Tally the lines that hold the word "JSON" and reply with that figure only.

═════ DATA ENTRIES

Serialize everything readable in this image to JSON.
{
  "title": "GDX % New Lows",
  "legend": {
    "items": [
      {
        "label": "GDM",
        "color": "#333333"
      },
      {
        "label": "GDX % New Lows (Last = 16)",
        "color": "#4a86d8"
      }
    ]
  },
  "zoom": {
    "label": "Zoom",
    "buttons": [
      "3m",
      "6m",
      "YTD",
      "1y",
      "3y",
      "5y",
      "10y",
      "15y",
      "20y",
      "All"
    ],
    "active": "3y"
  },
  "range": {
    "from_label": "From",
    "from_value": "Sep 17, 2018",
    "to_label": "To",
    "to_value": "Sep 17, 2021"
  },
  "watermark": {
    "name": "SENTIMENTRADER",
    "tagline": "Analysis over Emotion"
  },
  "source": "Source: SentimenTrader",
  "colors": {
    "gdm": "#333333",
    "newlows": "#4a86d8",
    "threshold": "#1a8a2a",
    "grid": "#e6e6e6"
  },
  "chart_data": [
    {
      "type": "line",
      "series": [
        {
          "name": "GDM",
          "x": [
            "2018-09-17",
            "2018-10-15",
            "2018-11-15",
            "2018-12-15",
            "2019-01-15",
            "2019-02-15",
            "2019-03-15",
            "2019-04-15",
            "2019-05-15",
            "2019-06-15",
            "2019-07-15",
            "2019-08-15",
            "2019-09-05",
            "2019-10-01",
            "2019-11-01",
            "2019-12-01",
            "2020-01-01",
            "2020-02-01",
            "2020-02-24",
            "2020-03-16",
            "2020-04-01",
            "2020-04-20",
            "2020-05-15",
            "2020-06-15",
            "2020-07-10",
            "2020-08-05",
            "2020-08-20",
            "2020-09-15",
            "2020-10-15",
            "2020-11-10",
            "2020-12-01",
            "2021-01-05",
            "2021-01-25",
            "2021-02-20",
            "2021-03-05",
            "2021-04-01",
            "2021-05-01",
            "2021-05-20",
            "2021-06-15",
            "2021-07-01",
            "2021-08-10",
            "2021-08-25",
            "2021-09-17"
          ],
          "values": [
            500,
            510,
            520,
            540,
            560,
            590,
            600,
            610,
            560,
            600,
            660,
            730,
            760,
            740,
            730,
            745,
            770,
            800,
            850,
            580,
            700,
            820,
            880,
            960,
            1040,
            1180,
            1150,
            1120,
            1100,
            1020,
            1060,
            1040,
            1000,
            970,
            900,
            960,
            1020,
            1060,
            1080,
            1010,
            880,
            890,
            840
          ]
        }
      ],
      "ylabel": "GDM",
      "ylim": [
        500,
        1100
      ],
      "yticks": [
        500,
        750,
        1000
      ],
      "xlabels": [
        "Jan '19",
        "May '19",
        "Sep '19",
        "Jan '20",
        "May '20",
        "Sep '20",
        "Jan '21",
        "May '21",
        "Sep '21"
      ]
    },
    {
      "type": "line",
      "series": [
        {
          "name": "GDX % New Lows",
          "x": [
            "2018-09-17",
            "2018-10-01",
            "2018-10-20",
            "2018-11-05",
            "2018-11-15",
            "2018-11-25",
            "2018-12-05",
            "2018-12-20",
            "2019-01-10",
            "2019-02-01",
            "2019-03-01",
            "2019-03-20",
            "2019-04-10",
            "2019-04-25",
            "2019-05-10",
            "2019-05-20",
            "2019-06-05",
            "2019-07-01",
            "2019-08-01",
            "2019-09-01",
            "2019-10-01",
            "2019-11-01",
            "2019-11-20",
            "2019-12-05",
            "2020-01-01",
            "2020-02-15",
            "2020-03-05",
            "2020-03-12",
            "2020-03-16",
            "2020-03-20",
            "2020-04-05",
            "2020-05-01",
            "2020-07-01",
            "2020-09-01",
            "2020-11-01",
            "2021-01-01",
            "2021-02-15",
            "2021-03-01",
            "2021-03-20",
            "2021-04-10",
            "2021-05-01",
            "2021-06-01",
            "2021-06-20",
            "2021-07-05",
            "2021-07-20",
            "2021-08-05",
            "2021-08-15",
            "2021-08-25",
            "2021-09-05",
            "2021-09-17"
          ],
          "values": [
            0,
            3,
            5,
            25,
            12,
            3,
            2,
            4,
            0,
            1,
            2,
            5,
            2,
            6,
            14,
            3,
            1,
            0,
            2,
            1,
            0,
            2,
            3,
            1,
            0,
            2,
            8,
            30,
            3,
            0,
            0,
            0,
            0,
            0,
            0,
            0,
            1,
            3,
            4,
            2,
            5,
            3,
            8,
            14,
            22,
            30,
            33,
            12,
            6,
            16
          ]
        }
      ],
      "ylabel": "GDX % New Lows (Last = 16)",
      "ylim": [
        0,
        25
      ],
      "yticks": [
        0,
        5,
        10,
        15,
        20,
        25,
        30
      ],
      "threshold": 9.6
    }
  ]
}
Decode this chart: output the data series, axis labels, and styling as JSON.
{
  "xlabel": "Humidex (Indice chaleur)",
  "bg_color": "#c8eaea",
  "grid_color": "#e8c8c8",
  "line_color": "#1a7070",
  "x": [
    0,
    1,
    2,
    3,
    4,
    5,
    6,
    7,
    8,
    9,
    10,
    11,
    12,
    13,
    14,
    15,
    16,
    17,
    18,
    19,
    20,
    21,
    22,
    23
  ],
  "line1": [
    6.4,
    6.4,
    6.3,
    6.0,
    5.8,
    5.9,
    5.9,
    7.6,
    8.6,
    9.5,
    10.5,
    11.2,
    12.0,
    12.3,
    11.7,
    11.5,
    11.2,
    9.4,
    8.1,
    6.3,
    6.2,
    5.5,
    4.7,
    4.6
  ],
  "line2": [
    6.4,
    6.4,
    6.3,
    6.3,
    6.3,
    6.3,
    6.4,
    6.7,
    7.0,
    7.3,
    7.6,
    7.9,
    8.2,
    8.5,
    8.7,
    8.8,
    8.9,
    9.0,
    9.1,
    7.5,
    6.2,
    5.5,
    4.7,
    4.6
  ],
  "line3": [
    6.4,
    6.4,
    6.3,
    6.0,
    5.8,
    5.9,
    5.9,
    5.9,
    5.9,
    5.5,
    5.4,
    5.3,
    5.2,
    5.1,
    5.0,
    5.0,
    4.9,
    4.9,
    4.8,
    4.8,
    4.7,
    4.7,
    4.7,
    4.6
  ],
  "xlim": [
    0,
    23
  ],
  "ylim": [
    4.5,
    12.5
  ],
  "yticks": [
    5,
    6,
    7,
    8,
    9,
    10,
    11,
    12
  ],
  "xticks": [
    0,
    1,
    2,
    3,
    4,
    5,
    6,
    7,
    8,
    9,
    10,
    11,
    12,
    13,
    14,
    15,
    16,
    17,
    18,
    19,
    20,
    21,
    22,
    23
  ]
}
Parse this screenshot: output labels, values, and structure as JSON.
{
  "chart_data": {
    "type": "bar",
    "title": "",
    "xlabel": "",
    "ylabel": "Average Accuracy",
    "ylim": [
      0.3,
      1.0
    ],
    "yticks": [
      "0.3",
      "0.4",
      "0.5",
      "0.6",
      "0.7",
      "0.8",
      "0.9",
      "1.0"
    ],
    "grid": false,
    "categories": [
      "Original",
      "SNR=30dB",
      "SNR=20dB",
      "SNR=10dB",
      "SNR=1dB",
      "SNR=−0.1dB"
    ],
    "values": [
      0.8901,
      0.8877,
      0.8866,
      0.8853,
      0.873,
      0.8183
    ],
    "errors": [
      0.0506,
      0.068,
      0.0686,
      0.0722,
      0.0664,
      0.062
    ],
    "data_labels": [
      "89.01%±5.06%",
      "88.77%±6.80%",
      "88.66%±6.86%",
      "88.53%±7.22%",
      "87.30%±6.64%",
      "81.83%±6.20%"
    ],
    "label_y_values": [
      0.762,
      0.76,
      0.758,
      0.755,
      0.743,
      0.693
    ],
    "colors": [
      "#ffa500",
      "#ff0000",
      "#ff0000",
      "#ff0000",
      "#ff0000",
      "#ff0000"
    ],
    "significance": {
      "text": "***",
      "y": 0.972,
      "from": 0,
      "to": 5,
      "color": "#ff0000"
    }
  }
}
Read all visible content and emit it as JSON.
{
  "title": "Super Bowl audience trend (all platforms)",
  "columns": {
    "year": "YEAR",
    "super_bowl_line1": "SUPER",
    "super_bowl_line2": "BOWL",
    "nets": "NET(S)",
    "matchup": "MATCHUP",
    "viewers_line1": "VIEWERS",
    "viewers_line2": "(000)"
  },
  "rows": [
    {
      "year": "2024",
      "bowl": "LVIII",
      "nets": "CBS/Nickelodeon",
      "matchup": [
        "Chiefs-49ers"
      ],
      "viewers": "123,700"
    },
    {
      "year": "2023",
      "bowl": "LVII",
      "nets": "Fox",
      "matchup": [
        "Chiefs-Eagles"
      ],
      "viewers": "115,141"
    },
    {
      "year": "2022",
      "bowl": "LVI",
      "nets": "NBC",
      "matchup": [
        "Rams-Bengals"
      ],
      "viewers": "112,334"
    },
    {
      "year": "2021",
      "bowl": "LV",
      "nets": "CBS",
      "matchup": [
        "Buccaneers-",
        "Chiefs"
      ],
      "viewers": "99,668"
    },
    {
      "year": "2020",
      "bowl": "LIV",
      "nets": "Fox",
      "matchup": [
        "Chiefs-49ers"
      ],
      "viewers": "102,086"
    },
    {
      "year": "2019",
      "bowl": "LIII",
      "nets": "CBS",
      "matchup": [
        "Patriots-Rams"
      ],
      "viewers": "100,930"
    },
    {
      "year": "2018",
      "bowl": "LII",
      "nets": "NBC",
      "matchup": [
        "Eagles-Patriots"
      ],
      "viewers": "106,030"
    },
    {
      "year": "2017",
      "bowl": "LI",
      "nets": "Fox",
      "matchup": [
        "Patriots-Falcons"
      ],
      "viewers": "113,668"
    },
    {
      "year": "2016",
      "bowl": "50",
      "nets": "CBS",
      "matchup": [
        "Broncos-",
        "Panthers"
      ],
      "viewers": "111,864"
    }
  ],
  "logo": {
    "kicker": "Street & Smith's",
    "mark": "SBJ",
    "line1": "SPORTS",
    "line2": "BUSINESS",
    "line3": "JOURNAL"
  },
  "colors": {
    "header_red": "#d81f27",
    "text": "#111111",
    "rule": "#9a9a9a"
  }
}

══════════

**WRITTEN SOLUTION:** 4